### [Task to complete]
Each line that holds the string "mihi" counts once; say how many such lines there are and add nothing.

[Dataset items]
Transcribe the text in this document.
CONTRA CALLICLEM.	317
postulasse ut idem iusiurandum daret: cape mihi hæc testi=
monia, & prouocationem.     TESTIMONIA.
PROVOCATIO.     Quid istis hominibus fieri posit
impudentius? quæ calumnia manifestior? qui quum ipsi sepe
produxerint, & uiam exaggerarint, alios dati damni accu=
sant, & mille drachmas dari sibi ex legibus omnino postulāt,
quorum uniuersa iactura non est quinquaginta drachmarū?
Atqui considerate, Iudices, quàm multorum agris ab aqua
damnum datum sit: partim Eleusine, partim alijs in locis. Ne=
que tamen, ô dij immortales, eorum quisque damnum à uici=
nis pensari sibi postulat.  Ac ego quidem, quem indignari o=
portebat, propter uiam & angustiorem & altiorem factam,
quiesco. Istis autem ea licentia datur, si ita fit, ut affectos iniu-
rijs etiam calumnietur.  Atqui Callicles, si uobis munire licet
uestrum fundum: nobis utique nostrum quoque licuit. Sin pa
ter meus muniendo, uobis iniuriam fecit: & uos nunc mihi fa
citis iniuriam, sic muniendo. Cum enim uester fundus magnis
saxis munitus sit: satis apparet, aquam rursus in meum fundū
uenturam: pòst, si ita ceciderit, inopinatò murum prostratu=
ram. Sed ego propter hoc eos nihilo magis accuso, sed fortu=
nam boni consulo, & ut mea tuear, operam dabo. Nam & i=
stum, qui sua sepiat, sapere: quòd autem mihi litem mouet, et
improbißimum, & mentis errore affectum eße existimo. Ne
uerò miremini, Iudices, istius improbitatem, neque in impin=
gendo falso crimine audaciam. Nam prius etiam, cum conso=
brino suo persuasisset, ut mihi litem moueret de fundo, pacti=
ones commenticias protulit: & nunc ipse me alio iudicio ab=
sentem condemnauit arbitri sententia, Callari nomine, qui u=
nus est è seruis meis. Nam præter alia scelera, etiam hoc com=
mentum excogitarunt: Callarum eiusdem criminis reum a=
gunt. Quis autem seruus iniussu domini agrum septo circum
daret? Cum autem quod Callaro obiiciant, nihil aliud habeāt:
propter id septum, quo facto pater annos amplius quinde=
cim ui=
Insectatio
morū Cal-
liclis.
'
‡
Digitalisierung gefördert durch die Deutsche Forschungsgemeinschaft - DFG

### [Task response]
4